▶ **Instructions to follow**: Count how many lines of the data below contain the string "Школьная"; the reply should be that number alone.

**** Records provided

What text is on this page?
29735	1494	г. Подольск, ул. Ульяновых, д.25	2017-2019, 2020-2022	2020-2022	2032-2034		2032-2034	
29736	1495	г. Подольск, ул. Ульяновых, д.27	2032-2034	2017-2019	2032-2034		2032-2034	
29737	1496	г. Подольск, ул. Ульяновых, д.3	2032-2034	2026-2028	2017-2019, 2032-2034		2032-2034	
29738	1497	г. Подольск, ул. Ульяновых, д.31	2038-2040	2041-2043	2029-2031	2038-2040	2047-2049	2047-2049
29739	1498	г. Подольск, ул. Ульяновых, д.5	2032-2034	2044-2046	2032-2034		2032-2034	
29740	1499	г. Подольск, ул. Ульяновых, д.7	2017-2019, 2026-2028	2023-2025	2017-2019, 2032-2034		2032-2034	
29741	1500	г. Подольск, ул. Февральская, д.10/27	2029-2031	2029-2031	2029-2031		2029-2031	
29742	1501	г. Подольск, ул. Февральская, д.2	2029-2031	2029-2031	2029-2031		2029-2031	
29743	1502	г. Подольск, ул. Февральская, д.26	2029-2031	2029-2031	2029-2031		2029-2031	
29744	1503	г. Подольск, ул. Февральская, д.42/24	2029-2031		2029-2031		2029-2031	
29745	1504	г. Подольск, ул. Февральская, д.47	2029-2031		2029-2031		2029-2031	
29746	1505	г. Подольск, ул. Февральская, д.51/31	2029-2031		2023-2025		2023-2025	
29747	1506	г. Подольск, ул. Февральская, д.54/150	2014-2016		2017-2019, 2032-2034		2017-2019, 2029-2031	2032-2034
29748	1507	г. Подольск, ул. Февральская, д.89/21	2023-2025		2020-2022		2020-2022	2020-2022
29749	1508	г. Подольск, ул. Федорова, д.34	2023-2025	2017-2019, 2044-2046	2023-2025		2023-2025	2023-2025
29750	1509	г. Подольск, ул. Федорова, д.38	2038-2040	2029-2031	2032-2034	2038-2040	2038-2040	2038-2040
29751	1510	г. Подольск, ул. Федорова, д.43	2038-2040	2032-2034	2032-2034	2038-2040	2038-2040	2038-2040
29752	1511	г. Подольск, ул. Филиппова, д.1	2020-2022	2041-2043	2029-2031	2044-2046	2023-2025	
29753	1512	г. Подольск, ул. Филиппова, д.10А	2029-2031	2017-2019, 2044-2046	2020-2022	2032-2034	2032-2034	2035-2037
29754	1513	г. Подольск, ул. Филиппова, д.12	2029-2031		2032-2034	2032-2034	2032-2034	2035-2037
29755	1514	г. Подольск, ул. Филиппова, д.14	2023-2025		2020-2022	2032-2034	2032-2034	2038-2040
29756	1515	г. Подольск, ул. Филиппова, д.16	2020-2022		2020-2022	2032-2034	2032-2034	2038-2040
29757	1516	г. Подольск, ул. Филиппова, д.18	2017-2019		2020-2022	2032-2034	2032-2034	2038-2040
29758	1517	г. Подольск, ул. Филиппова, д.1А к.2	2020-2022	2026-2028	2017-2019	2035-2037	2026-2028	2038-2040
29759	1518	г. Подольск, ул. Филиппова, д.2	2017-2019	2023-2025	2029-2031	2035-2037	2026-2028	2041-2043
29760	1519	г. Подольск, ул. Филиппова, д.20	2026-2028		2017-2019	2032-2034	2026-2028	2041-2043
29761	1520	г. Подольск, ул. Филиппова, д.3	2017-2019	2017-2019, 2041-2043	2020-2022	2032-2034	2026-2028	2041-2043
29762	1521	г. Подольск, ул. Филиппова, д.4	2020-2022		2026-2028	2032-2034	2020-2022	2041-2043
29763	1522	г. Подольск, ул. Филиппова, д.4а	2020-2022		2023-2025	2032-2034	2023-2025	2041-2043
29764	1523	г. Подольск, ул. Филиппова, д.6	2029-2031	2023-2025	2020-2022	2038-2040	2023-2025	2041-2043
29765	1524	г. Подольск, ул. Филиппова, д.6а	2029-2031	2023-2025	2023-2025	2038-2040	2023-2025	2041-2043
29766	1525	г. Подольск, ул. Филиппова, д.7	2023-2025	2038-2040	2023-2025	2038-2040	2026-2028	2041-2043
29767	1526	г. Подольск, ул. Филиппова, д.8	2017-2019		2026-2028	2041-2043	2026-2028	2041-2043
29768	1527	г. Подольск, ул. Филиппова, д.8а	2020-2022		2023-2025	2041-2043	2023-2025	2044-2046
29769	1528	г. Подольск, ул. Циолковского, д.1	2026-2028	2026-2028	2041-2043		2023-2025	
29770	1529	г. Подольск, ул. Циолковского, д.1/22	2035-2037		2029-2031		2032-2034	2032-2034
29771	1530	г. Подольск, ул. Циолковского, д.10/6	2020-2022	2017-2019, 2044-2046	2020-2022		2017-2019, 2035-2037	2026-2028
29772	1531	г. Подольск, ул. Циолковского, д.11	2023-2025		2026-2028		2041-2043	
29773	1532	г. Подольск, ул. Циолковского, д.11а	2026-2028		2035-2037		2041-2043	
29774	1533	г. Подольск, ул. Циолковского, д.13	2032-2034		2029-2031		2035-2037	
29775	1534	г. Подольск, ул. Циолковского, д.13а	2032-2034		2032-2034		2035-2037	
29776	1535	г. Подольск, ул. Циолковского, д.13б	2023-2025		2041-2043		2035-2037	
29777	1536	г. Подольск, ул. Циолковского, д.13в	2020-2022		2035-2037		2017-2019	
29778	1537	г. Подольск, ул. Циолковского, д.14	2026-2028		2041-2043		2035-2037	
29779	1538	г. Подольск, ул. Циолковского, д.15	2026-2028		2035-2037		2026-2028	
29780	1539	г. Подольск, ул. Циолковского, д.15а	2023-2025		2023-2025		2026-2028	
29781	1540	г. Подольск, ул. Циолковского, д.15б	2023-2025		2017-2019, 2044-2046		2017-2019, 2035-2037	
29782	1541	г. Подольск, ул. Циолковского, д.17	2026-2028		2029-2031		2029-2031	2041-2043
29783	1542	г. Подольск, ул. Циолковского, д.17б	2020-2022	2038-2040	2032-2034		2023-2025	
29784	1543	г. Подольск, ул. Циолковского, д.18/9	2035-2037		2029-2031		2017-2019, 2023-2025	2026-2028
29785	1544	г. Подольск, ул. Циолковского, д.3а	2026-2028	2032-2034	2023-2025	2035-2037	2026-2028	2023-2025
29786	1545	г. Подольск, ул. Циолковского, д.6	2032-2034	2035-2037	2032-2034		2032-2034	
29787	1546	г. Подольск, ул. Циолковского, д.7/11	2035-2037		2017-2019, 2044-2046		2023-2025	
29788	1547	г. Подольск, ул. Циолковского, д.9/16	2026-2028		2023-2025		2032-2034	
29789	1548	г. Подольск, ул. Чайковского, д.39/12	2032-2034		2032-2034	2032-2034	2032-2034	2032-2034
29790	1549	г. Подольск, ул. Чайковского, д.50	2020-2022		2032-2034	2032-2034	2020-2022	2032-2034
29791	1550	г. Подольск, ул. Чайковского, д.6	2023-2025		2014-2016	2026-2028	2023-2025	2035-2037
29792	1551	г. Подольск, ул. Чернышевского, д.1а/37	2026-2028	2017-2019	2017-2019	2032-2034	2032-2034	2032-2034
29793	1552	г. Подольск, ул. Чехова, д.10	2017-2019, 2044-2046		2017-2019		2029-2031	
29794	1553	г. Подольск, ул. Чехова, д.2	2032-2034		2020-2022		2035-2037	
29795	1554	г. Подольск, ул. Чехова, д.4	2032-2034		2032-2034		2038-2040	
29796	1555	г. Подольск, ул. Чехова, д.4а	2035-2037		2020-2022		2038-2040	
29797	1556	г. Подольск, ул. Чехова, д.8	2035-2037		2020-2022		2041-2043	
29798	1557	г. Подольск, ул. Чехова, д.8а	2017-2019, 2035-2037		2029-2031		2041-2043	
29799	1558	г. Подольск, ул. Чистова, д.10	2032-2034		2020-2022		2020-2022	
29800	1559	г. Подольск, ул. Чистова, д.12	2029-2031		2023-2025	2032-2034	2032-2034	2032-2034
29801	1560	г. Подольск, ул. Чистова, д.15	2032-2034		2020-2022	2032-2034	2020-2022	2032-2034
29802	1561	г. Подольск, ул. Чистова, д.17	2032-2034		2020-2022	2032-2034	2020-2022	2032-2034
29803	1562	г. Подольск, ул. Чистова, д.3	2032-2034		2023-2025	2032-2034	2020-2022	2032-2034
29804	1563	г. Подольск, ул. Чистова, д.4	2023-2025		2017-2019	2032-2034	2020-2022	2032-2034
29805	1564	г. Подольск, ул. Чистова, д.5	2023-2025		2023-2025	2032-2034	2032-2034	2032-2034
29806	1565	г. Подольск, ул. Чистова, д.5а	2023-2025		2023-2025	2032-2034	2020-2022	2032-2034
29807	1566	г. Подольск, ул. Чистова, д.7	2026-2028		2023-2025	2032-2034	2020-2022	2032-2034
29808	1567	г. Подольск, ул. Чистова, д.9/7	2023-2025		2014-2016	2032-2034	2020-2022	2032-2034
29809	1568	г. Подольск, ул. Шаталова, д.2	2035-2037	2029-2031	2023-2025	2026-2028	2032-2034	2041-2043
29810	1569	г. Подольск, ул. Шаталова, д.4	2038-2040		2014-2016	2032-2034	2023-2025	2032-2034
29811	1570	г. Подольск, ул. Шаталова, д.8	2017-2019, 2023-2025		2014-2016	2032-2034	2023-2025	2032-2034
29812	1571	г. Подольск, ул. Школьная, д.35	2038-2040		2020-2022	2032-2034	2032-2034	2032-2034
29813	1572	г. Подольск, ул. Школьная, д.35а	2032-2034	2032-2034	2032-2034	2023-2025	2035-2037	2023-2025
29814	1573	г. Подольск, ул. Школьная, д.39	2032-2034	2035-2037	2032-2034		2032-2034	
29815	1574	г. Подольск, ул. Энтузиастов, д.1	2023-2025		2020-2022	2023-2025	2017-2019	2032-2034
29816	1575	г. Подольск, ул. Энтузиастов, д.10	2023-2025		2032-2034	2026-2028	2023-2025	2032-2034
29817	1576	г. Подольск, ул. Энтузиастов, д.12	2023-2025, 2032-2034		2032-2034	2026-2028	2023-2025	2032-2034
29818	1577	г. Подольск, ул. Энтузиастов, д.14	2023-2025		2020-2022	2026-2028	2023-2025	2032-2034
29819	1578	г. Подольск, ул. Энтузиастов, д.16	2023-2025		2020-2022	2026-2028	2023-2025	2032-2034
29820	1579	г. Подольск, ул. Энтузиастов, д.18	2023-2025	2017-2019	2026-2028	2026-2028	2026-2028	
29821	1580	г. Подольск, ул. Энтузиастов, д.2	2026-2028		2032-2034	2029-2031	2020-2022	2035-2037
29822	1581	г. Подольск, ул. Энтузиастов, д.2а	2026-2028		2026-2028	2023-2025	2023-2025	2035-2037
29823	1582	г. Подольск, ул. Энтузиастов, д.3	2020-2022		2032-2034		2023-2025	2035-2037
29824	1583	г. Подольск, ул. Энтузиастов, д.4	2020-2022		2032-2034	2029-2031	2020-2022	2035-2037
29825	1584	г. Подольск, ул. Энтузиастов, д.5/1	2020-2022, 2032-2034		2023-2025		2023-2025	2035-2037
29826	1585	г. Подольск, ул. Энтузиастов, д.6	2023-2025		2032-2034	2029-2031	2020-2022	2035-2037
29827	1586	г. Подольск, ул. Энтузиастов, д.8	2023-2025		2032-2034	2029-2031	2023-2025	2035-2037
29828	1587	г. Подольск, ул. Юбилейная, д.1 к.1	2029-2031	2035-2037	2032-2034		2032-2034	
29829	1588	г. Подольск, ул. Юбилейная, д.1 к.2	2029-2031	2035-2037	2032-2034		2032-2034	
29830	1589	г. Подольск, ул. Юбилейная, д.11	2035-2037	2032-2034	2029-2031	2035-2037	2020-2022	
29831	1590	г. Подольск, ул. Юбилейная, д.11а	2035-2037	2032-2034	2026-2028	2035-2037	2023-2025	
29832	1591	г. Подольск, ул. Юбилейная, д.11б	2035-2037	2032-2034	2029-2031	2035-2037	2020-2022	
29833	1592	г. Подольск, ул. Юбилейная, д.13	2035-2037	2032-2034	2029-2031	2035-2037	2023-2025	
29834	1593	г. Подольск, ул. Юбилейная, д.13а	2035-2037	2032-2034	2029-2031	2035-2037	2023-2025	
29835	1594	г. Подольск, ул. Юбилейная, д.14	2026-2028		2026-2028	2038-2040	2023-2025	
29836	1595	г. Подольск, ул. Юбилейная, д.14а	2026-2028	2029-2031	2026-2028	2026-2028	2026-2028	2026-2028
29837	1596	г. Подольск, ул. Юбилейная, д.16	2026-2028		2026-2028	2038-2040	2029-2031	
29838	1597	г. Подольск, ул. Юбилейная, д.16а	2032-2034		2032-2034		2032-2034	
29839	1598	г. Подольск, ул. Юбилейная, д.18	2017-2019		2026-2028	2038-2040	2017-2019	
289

********

▶ **Complete response**: 3